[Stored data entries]
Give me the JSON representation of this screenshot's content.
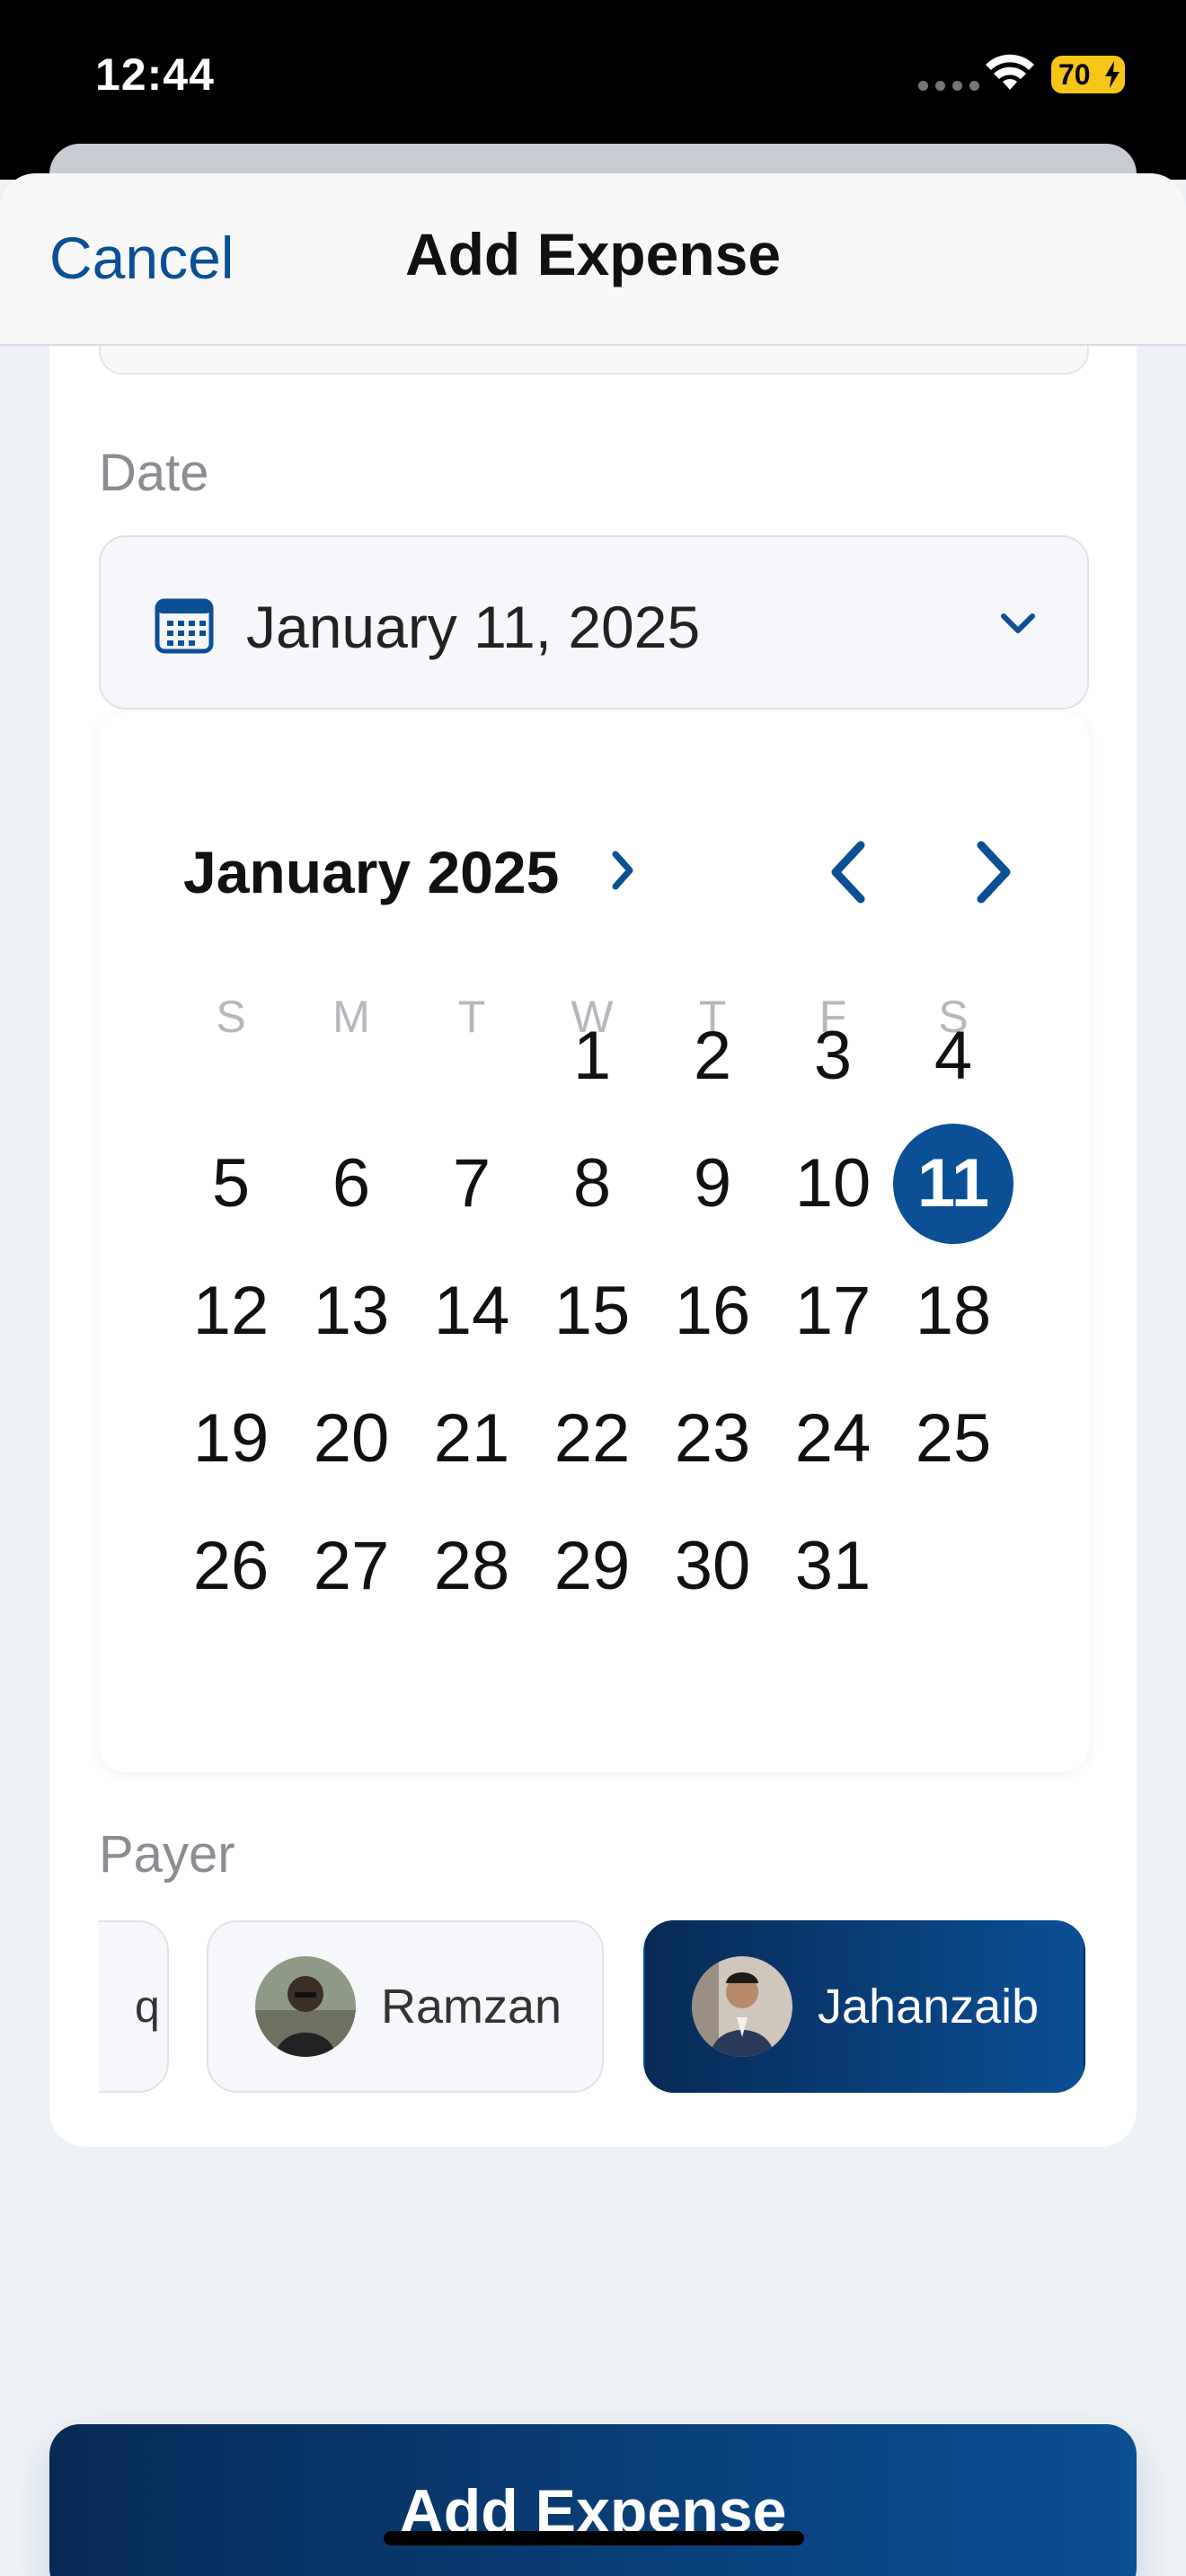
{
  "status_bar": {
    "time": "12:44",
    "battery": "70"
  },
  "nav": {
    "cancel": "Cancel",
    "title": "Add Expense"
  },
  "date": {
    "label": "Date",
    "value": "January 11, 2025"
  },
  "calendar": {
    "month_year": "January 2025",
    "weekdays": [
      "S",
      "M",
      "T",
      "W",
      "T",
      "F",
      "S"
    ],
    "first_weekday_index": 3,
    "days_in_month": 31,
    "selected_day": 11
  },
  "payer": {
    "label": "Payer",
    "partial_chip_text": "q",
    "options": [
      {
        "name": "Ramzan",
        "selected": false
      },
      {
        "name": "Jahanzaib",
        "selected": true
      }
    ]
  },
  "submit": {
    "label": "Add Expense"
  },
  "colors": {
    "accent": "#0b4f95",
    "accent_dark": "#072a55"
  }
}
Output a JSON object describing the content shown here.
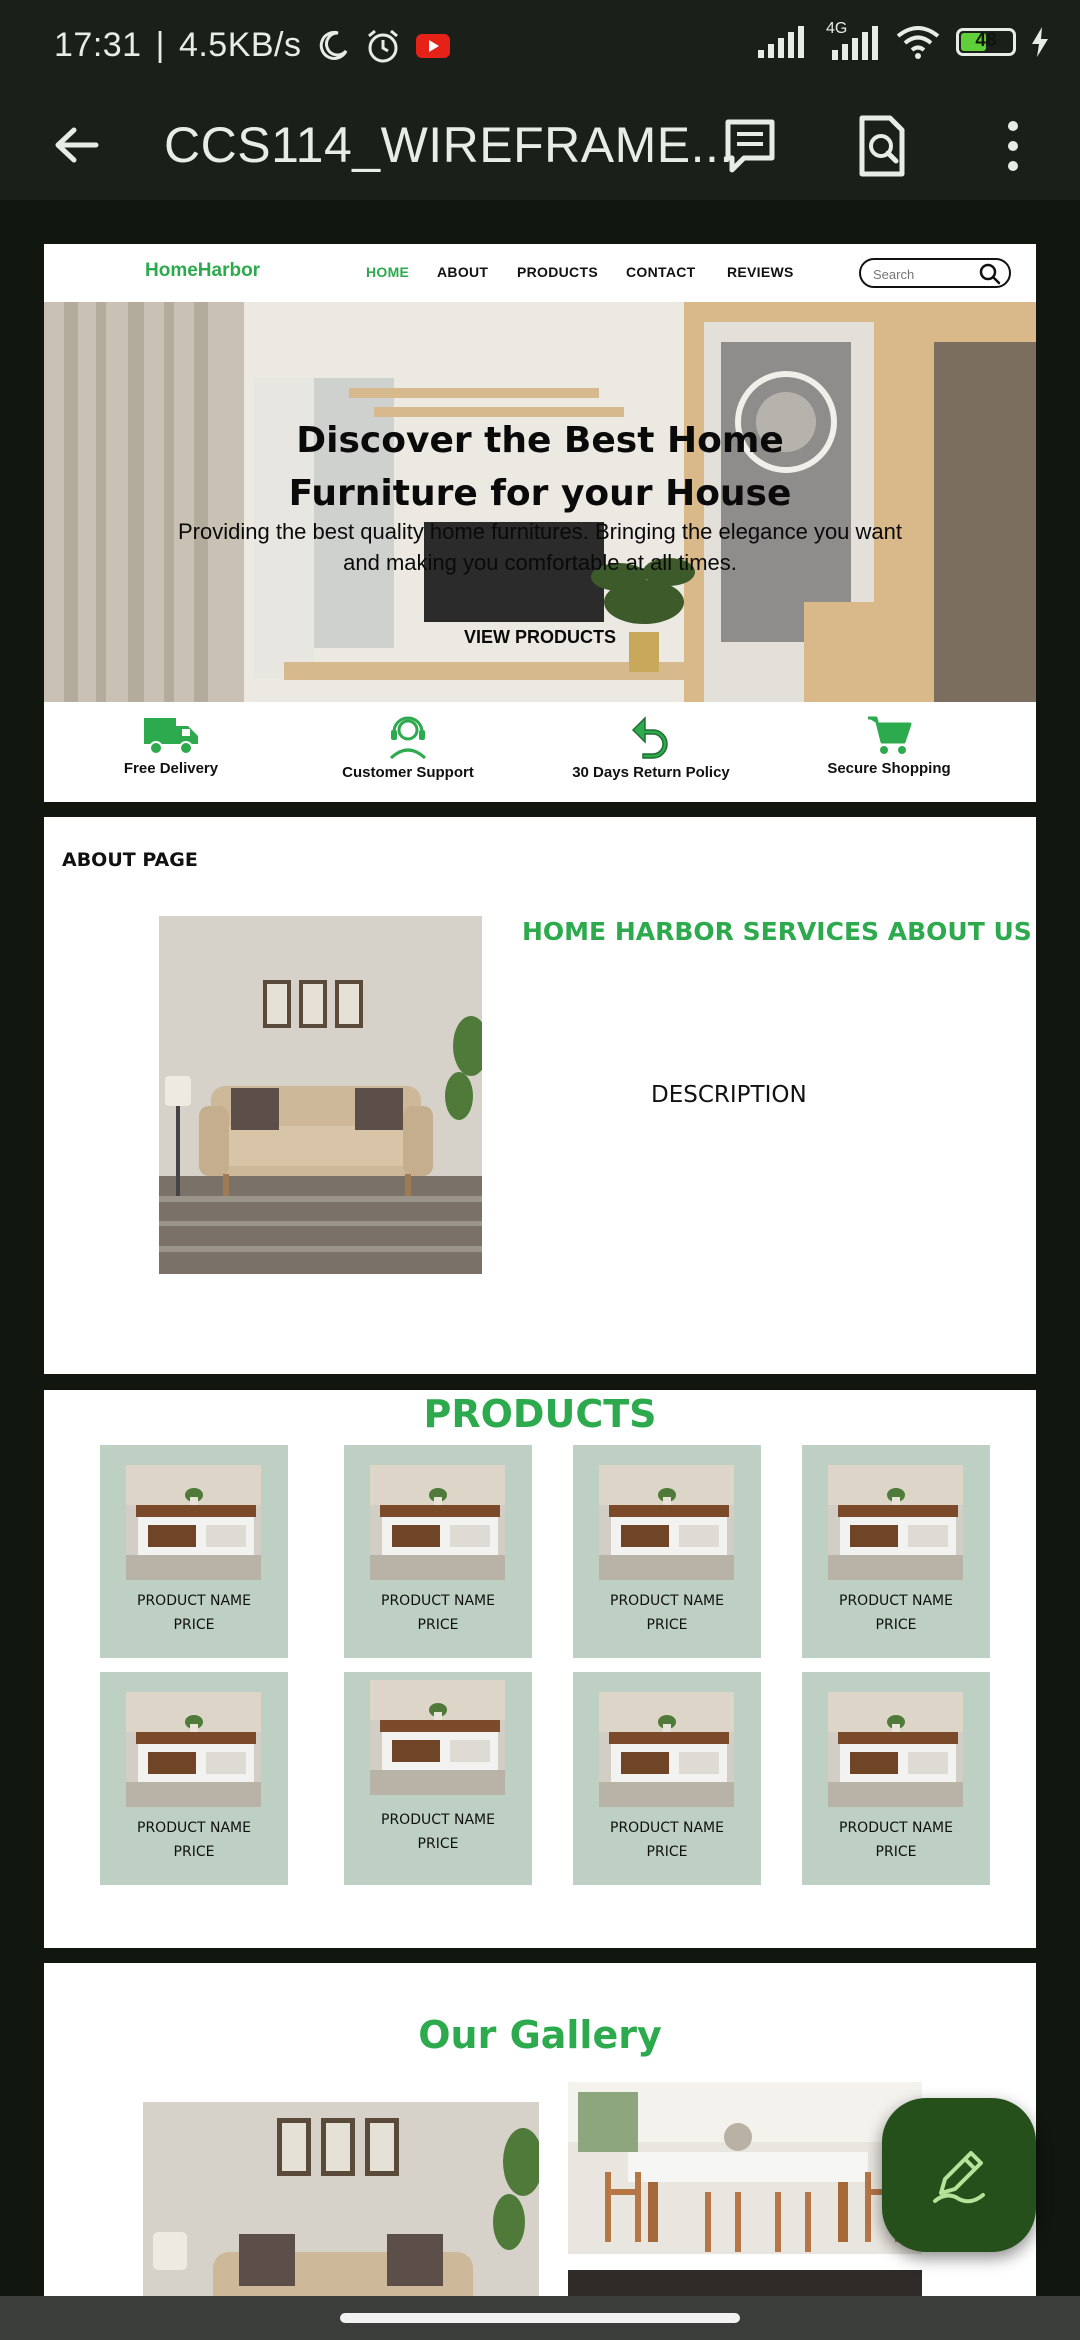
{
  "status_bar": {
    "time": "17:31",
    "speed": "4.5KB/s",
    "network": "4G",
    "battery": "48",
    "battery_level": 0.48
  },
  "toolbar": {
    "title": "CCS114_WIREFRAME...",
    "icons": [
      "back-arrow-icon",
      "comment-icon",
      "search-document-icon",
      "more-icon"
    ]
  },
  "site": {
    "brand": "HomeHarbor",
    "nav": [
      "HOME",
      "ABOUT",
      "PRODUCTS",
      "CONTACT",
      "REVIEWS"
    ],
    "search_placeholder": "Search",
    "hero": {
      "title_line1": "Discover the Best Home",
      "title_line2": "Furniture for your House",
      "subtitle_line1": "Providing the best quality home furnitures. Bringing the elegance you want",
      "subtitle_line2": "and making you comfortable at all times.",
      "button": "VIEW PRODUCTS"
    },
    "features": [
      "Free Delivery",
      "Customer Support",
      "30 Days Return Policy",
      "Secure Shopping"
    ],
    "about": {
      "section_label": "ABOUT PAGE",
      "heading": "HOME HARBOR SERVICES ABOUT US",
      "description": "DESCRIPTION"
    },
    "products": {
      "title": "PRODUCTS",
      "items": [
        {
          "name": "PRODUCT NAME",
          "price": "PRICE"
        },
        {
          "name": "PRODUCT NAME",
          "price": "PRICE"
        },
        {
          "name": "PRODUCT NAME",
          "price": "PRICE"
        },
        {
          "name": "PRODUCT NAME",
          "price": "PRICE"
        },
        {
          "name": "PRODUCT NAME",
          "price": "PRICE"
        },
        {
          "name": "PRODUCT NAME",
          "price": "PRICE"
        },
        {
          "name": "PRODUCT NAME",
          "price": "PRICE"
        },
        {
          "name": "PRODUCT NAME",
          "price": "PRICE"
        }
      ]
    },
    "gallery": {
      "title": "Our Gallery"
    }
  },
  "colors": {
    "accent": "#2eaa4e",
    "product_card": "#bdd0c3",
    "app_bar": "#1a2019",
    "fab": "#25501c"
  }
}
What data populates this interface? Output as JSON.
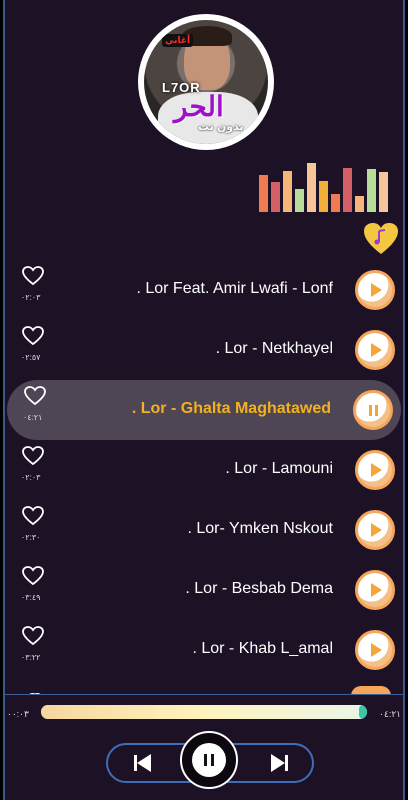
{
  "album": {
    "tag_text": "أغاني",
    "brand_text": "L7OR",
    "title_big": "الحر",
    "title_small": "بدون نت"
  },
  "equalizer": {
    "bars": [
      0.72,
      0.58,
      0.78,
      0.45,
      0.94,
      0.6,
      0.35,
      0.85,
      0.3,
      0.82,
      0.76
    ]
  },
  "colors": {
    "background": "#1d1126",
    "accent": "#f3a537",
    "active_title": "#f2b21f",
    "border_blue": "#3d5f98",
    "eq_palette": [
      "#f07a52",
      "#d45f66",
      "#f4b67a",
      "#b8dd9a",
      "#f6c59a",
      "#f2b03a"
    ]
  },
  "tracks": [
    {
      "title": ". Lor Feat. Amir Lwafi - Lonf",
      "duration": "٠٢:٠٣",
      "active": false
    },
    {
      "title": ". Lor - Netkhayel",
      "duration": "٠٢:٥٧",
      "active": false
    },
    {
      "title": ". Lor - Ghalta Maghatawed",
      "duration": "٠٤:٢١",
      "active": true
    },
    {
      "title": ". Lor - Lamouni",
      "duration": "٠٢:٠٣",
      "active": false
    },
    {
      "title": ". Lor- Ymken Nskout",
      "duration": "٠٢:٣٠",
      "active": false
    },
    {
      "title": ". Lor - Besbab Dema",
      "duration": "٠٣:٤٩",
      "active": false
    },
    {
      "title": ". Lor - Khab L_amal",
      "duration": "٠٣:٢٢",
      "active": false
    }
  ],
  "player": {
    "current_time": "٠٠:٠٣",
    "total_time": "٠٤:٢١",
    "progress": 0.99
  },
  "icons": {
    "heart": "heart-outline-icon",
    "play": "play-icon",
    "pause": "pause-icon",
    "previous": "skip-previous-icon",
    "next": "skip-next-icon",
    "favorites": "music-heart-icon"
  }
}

▸ Stated goal:
Strip out the images, then output the records above word for word.

▸ Full output:
Give me the JSON representation of this screenshot's content.
{
  "status_bar": {
    "time": "12:44",
    "battery": "70"
  },
  "nav": {
    "cancel": "Cancel",
    "title": "Add Expense"
  },
  "date": {
    "label": "Date",
    "value": "January 11, 2025"
  },
  "calendar": {
    "month_year": "January 2025",
    "weekdays": [
      "S",
      "M",
      "T",
      "W",
      "T",
      "F",
      "S"
    ],
    "first_weekday_index": 3,
    "days_in_month": 31,
    "selected_day": 11
  },
  "payer": {
    "label": "Payer",
    "partial_chip_text": "q",
    "options": [
      {
        "name": "Ramzan",
        "selected": false
      },
      {
        "name": "Jahanzaib",
        "selected": true
      }
    ]
  },
  "submit": {
    "label": "Add Expense"
  },
  "colors": {
    "accent": "#0b4f95",
    "accent_dark": "#072a55"
  }
}
Output a JSON object describing the content shown here.
{
  "status_bar": {
    "time": "17:31",
    "speed": "4.5KB/s",
    "network": "4G",
    "battery": "48",
    "battery_level": 0.48
  },
  "toolbar": {
    "title": "CCS114_WIREFRAME...",
    "icons": [
      "back-arrow-icon",
      "comment-icon",
      "search-document-icon",
      "more-icon"
    ]
  },
  "site": {
    "brand": "HomeHarbor",
    "nav": [
      "HOME",
      "ABOUT",
      "PRODUCTS",
      "CONTACT",
      "REVIEWS"
    ],
    "search_placeholder": "Search",
    "hero": {
      "title_line1": "Discover the Best Home",
      "title_line2": "Furniture for your House",
      "subtitle_line1": "Providing the best quality home furnitures. Bringing the elegance you want",
      "subtitle_line2": "and making you comfortable at all times.",
      "button": "VIEW PRODUCTS"
    },
    "features": [
      "Free Delivery",
      "Customer Support",
      "30 Days Return Policy",
      "Secure Shopping"
    ],
    "about": {
      "section_label": "ABOUT PAGE",
      "heading": "HOME HARBOR SERVICES ABOUT US",
      "description": "DESCRIPTION"
    },
    "products": {
      "title": "PRODUCTS",
      "items": [
        {
          "name": "PRODUCT NAME",
          "price": "PRICE"
        },
        {
          "name": "PRODUCT NAME",
          "price": "PRICE"
        },
        {
          "name": "PRODUCT NAME",
          "price": "PRICE"
        },
        {
          "name": "PRODUCT NAME",
          "price": "PRICE"
        },
        {
          "name": "PRODUCT NAME",
          "price": "PRICE"
        },
        {
          "name": "PRODUCT NAME",
          "price": "PRICE"
        },
        {
          "name": "PRODUCT NAME",
          "price": "PRICE"
        },
        {
          "name": "PRODUCT NAME",
          "price": "PRICE"
        }
      ]
    },
    "gallery": {
      "title": "Our Gallery"
    }
  },
  "colors": {
    "accent": "#2eaa4e",
    "product_card": "#bdd0c3",
    "app_bar": "#1a2019",
    "fab": "#25501c"
  }
}
What data populates this interface? Output as JSON.
{
  "album": {
    "tag_text": "أغاني",
    "brand_text": "L7OR",
    "title_big": "الحر",
    "title_small": "بدون نت"
  },
  "equalizer": {
    "bars": [
      0.72,
      0.58,
      0.78,
      0.45,
      0.94,
      0.6,
      0.35,
      0.85,
      0.3,
      0.82,
      0.76
    ]
  },
  "colors": {
    "background": "#1d1126",
    "accent": "#f3a537",
    "active_title": "#f2b21f",
    "border_blue": "#3d5f98",
    "eq_palette": [
      "#f07a52",
      "#d45f66",
      "#f4b67a",
      "#b8dd9a",
      "#f6c59a",
      "#f2b03a"
    ]
  },
  "tracks": [
    {
      "title": ". Lor Feat. Amir Lwafi - Lonf",
      "duration": "٠٢:٠٣",
      "active": false
    },
    {
      "title": ". Lor - Netkhayel",
      "duration": "٠٢:٥٧",
      "active": false
    },
    {
      "title": ". Lor - Ghalta Maghatawed",
      "duration": "٠٤:٢١",
      "active": true
    },
    {
      "title": ". Lor - Lamouni",
      "duration": "٠٢:٠٣",
      "active": false
    },
    {
      "title": ". Lor- Ymken Nskout",
      "duration": "٠٢:٣٠",
      "active": false
    },
    {
      "title": ". Lor - Besbab Dema",
      "duration": "٠٣:٤٩",
      "active": false
    },
    {
      "title": ". Lor - Khab L_amal",
      "duration": "٠٣:٢٢",
      "active": false
    }
  ],
  "player": {
    "current_time": "٠٠:٠٣",
    "total_time": "٠٤:٢١",
    "progress": 0.99
  },
  "icons": {
    "heart": "heart-outline-icon",
    "play": "play-icon",
    "pause": "pause-icon",
    "previous": "skip-previous-icon",
    "next": "skip-next-icon",
    "favorites": "music-heart-icon"
  }
}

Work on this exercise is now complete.